• REQUIRED WORK: Each entry below should be returned exactly as is, with the pictures removed.

----------

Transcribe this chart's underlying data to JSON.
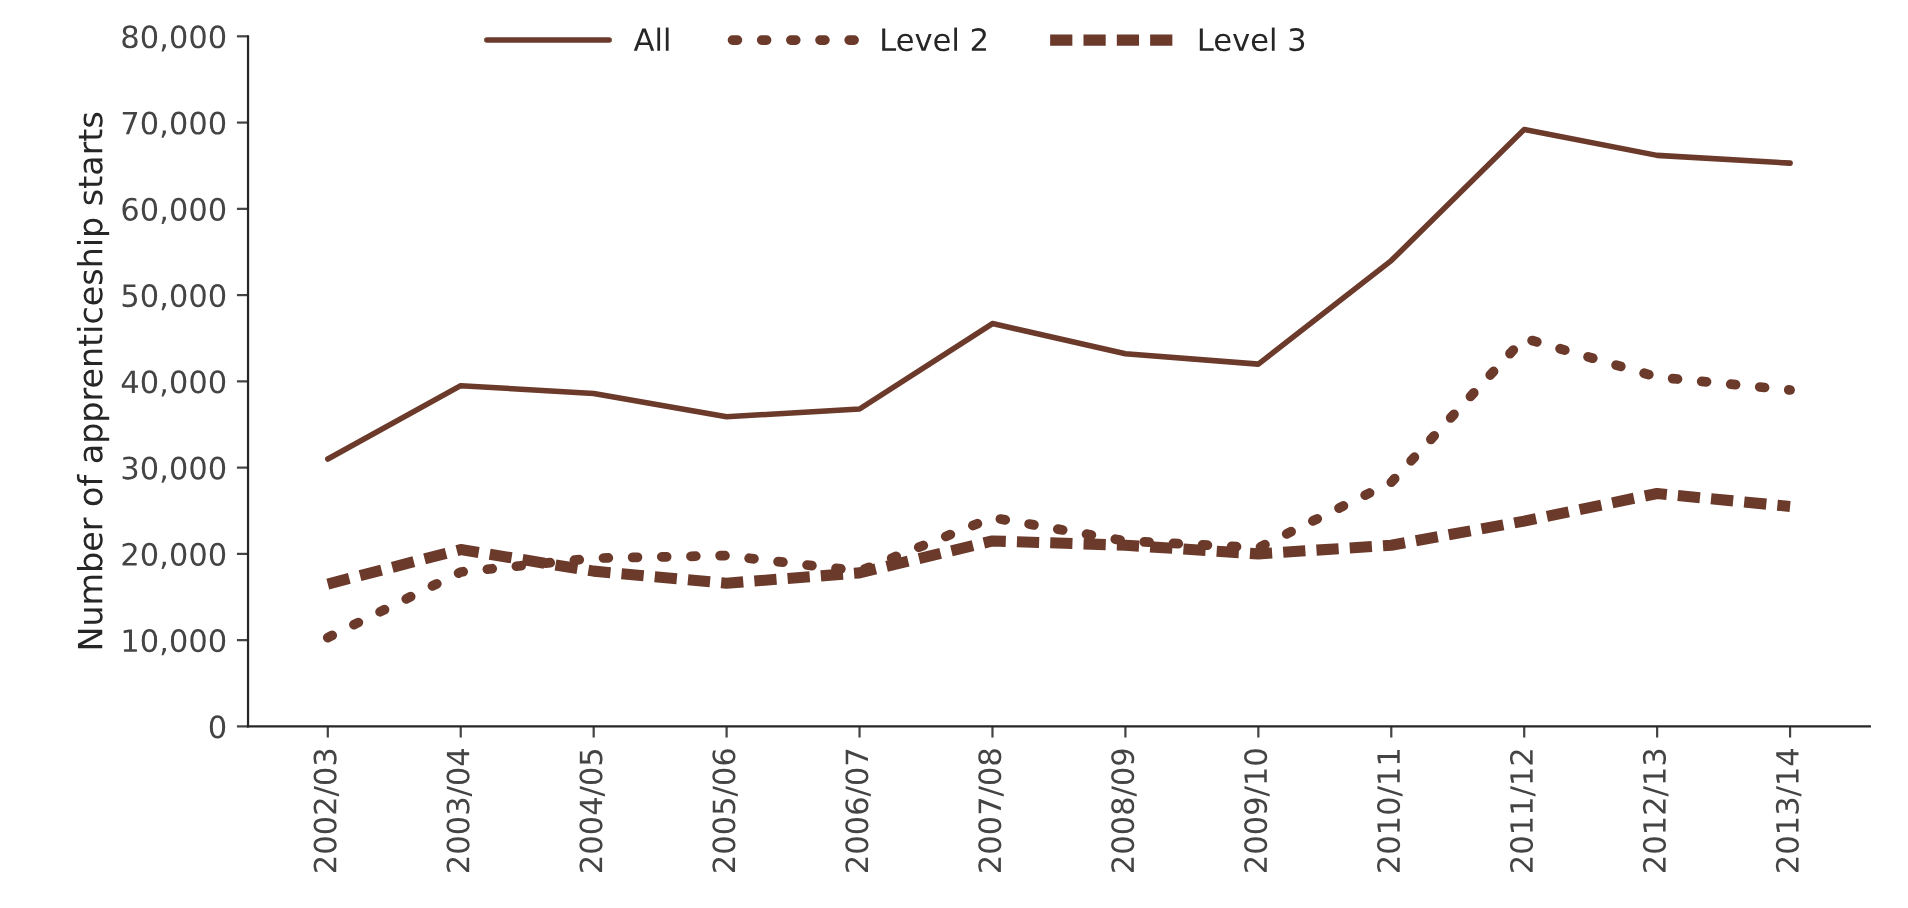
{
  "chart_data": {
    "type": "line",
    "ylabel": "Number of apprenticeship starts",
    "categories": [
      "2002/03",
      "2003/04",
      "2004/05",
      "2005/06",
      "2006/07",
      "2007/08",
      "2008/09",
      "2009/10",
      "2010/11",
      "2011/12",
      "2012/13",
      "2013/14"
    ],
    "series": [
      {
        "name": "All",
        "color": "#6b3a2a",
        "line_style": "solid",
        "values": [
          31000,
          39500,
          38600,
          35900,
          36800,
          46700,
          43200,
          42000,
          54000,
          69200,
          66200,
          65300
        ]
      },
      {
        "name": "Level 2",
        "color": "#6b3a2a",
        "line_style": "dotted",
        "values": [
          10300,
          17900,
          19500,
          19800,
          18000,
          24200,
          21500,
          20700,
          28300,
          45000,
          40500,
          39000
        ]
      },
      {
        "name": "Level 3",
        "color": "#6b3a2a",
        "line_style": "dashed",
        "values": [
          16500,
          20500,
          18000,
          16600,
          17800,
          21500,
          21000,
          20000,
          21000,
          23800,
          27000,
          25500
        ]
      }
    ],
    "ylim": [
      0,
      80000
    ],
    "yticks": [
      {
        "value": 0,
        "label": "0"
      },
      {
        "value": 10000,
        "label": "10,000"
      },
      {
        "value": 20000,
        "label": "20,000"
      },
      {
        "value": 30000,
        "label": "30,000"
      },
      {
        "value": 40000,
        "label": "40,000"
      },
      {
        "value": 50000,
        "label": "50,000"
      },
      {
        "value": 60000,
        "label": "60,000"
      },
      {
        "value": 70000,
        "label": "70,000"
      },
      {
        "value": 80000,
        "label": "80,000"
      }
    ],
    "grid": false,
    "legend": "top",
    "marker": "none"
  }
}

----------

• ANSWER TO THIS PROBLEM:
Transcribe this chart's underlying data to JSON.
{
  "chart_data": {
    "type": "line",
    "ylabel": "Number of apprenticeship starts",
    "categories": [
      "2002/03",
      "2003/04",
      "2004/05",
      "2005/06",
      "2006/07",
      "2007/08",
      "2008/09",
      "2009/10",
      "2010/11",
      "2011/12",
      "2012/13",
      "2013/14"
    ],
    "series": [
      {
        "name": "All",
        "color": "#6b3a2a",
        "line_style": "solid",
        "values": [
          31000,
          39500,
          38600,
          35900,
          36800,
          46700,
          43200,
          42000,
          54000,
          69200,
          66200,
          65300
        ]
      },
      {
        "name": "Level 2",
        "color": "#6b3a2a",
        "line_style": "dotted",
        "values": [
          10300,
          17900,
          19500,
          19800,
          18000,
          24200,
          21500,
          20700,
          28300,
          45000,
          40500,
          39000
        ]
      },
      {
        "name": "Level 3",
        "color": "#6b3a2a",
        "line_style": "dashed",
        "values": [
          16500,
          20500,
          18000,
          16600,
          17800,
          21500,
          21000,
          20000,
          21000,
          23800,
          27000,
          25500
        ]
      }
    ],
    "ylim": [
      0,
      80000
    ],
    "yticks": [
      {
        "value": 0,
        "label": "0"
      },
      {
        "value": 10000,
        "label": "10,000"
      },
      {
        "value": 20000,
        "label": "20,000"
      },
      {
        "value": 30000,
        "label": "30,000"
      },
      {
        "value": 40000,
        "label": "40,000"
      },
      {
        "value": 50000,
        "label": "50,000"
      },
      {
        "value": 60000,
        "label": "60,000"
      },
      {
        "value": 70000,
        "label": "70,000"
      },
      {
        "value": 80000,
        "label": "80,000"
      }
    ],
    "grid": false,
    "legend": "top",
    "marker": "none"
  }
}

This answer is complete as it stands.